* The input *
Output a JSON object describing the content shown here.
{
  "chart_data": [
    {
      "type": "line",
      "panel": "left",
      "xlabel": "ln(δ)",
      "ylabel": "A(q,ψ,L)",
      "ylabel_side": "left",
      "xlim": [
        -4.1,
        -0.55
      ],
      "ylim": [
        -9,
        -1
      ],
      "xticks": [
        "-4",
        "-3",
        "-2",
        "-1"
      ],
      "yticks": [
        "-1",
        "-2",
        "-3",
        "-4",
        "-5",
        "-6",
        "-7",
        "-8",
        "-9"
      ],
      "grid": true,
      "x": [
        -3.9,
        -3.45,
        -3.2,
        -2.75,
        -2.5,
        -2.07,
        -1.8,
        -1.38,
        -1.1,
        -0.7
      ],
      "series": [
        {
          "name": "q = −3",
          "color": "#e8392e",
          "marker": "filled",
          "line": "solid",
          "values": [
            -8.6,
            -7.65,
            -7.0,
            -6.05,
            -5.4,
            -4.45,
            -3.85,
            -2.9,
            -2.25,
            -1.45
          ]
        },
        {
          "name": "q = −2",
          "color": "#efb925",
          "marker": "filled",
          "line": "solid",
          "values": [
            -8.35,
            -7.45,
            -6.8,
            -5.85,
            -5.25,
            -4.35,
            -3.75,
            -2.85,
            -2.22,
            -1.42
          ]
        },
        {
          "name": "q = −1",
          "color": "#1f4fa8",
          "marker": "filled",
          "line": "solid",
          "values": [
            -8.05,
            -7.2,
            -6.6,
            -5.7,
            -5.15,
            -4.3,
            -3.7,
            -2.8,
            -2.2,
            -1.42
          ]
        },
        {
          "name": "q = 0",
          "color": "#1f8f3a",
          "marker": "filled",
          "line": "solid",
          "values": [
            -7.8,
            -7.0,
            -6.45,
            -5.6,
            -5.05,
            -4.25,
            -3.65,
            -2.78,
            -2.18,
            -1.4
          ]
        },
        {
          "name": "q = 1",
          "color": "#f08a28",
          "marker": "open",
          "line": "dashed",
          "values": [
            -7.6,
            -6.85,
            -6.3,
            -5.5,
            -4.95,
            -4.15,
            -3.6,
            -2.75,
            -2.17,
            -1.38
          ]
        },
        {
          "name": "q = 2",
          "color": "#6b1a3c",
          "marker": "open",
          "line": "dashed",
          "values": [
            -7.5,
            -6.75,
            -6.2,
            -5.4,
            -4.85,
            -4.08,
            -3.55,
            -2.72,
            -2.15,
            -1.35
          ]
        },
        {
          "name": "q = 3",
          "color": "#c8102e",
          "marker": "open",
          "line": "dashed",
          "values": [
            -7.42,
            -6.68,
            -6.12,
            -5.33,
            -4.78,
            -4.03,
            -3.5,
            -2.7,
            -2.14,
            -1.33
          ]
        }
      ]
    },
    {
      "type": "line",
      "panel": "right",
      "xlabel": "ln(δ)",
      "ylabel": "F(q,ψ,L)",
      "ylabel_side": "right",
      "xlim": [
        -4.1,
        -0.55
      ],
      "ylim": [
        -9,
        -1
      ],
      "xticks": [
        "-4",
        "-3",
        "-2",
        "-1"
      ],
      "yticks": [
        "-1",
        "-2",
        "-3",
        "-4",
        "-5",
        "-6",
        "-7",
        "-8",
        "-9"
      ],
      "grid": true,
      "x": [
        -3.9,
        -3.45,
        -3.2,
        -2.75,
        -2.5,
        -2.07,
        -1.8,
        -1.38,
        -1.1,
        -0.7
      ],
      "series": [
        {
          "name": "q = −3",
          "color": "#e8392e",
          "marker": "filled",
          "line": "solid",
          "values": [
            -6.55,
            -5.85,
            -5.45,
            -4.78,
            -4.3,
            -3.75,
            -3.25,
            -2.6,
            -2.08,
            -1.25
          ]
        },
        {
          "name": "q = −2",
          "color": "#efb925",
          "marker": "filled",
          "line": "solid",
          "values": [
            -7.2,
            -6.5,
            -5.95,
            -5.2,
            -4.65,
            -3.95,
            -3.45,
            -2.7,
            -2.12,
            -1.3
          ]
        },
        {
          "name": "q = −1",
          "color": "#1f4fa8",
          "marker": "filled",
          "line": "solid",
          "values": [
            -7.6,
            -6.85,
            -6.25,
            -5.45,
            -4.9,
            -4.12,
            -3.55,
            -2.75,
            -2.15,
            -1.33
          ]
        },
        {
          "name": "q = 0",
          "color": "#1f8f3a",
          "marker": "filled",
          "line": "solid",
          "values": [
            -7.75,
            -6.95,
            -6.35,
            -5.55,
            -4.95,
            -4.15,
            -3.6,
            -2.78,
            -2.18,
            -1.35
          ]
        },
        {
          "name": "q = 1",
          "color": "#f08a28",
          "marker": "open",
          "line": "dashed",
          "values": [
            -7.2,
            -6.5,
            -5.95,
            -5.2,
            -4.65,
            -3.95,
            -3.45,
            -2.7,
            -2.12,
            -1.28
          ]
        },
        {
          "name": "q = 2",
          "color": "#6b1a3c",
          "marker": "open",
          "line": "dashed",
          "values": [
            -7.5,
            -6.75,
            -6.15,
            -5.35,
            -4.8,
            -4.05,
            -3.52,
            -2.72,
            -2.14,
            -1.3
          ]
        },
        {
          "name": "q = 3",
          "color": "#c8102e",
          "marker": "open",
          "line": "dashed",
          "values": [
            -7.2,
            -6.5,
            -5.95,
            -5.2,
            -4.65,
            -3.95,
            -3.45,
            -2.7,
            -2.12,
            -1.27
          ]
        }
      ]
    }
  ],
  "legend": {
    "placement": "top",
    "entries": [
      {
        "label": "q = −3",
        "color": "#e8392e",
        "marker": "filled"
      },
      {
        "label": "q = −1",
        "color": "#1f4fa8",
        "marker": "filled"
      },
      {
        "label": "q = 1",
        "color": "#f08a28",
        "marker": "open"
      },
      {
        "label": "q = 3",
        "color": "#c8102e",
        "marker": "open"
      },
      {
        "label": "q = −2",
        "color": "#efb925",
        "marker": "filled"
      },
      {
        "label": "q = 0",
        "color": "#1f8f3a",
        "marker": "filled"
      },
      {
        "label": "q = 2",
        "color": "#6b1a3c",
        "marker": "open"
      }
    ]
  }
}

* Problem to work on *
Quote all the records. Keep every word exact.

* Solution to this task *
Output a JSON object describing the content shown here.
{
  "chart_data": [
    {
      "type": "line",
      "panel": "left",
      "xlabel": "ln(δ)",
      "ylabel": "A(q,ψ,L)",
      "ylabel_side": "left",
      "xlim": [
        -4.1,
        -0.55
      ],
      "ylim": [
        -9,
        -1
      ],
      "xticks": [
        "-4",
        "-3",
        "-2",
        "-1"
      ],
      "yticks": [
        "-1",
        "-2",
        "-3",
        "-4",
        "-5",
        "-6",
        "-7",
        "-8",
        "-9"
      ],
      "grid": true,
      "x": [
        -3.9,
        -3.45,
        -3.2,
        -2.75,
        -2.5,
        -2.07,
        -1.8,
        -1.38,
        -1.1,
        -0.7
      ],
      "series": [
        {
          "name": "q = −3",
          "color": "#e8392e",
          "marker": "filled",
          "line": "solid",
          "values": [
            -8.6,
            -7.65,
            -7.0,
            -6.05,
            -5.4,
            -4.45,
            -3.85,
            -2.9,
            -2.25,
            -1.45
          ]
        },
        {
          "name": "q = −2",
          "color": "#efb925",
          "marker": "filled",
          "line": "solid",
          "values": [
            -8.35,
            -7.45,
            -6.8,
            -5.85,
            -5.25,
            -4.35,
            -3.75,
            -2.85,
            -2.22,
            -1.42
          ]
        },
        {
          "name": "q = −1",
          "color": "#1f4fa8",
          "marker": "filled",
          "line": "solid",
          "values": [
            -8.05,
            -7.2,
            -6.6,
            -5.7,
            -5.15,
            -4.3,
            -3.7,
            -2.8,
            -2.2,
            -1.42
          ]
        },
        {
          "name": "q = 0",
          "color": "#1f8f3a",
          "marker": "filled",
          "line": "solid",
          "values": [
            -7.8,
            -7.0,
            -6.45,
            -5.6,
            -5.05,
            -4.25,
            -3.65,
            -2.78,
            -2.18,
            -1.4
          ]
        },
        {
          "name": "q = 1",
          "color": "#f08a28",
          "marker": "open",
          "line": "dashed",
          "values": [
            -7.6,
            -6.85,
            -6.3,
            -5.5,
            -4.95,
            -4.15,
            -3.6,
            -2.75,
            -2.17,
            -1.38
          ]
        },
        {
          "name": "q = 2",
          "color": "#6b1a3c",
          "marker": "open",
          "line": "dashed",
          "values": [
            -7.5,
            -6.75,
            -6.2,
            -5.4,
            -4.85,
            -4.08,
            -3.55,
            -2.72,
            -2.15,
            -1.35
          ]
        },
        {
          "name": "q = 3",
          "color": "#c8102e",
          "marker": "open",
          "line": "dashed",
          "values": [
            -7.42,
            -6.68,
            -6.12,
            -5.33,
            -4.78,
            -4.03,
            -3.5,
            -2.7,
            -2.14,
            -1.33
          ]
        }
      ]
    },
    {
      "type": "line",
      "panel": "right",
      "xlabel": "ln(δ)",
      "ylabel": "F(q,ψ,L)",
      "ylabel_side": "right",
      "xlim": [
        -4.1,
        -0.55
      ],
      "ylim": [
        -9,
        -1
      ],
      "xticks": [
        "-4",
        "-3",
        "-2",
        "-1"
      ],
      "yticks": [
        "-1",
        "-2",
        "-3",
        "-4",
        "-5",
        "-6",
        "-7",
        "-8",
        "-9"
      ],
      "grid": true,
      "x": [
        -3.9,
        -3.45,
        -3.2,
        -2.75,
        -2.5,
        -2.07,
        -1.8,
        -1.38,
        -1.1,
        -0.7
      ],
      "series": [
        {
          "name": "q = −3",
          "color": "#e8392e",
          "marker": "filled",
          "line": "solid",
          "values": [
            -6.55,
            -5.85,
            -5.45,
            -4.78,
            -4.3,
            -3.75,
            -3.25,
            -2.6,
            -2.08,
            -1.25
          ]
        },
        {
          "name": "q = −2",
          "color": "#efb925",
          "marker": "filled",
          "line": "solid",
          "values": [
            -7.2,
            -6.5,
            -5.95,
            -5.2,
            -4.65,
            -3.95,
            -3.45,
            -2.7,
            -2.12,
            -1.3
          ]
        },
        {
          "name": "q = −1",
          "color": "#1f4fa8",
          "marker": "filled",
          "line": "solid",
          "values": [
            -7.6,
            -6.85,
            -6.25,
            -5.45,
            -4.9,
            -4.12,
            -3.55,
            -2.75,
            -2.15,
            -1.33
          ]
        },
        {
          "name": "q = 0",
          "color": "#1f8f3a",
          "marker": "filled",
          "line": "solid",
          "values": [
            -7.75,
            -6.95,
            -6.35,
            -5.55,
            -4.95,
            -4.15,
            -3.6,
            -2.78,
            -2.18,
            -1.35
          ]
        },
        {
          "name": "q = 1",
          "color": "#f08a28",
          "marker": "open",
          "line": "dashed",
          "values": [
            -7.2,
            -6.5,
            -5.95,
            -5.2,
            -4.65,
            -3.95,
            -3.45,
            -2.7,
            -2.12,
            -1.28
          ]
        },
        {
          "name": "q = 2",
          "color": "#6b1a3c",
          "marker": "open",
          "line": "dashed",
          "values": [
            -7.5,
            -6.75,
            -6.15,
            -5.35,
            -4.8,
            -4.05,
            -3.52,
            -2.72,
            -2.14,
            -1.3
          ]
        },
        {
          "name": "q = 3",
          "color": "#c8102e",
          "marker": "open",
          "line": "dashed",
          "values": [
            -7.2,
            -6.5,
            -5.95,
            -5.2,
            -4.65,
            -3.95,
            -3.45,
            -2.7,
            -2.12,
            -1.27
          ]
        }
      ]
    }
  ],
  "legend": {
    "placement": "top",
    "entries": [
      {
        "label": "q = −3",
        "color": "#e8392e",
        "marker": "filled"
      },
      {
        "label": "q = −1",
        "color": "#1f4fa8",
        "marker": "filled"
      },
      {
        "label": "q = 1",
        "color": "#f08a28",
        "marker": "open"
      },
      {
        "label": "q = 3",
        "color": "#c8102e",
        "marker": "open"
      },
      {
        "label": "q = −2",
        "color": "#efb925",
        "marker": "filled"
      },
      {
        "label": "q = 0",
        "color": "#1f8f3a",
        "marker": "filled"
      },
      {
        "label": "q = 2",
        "color": "#6b1a3c",
        "marker": "open"
      }
    ]
  }
}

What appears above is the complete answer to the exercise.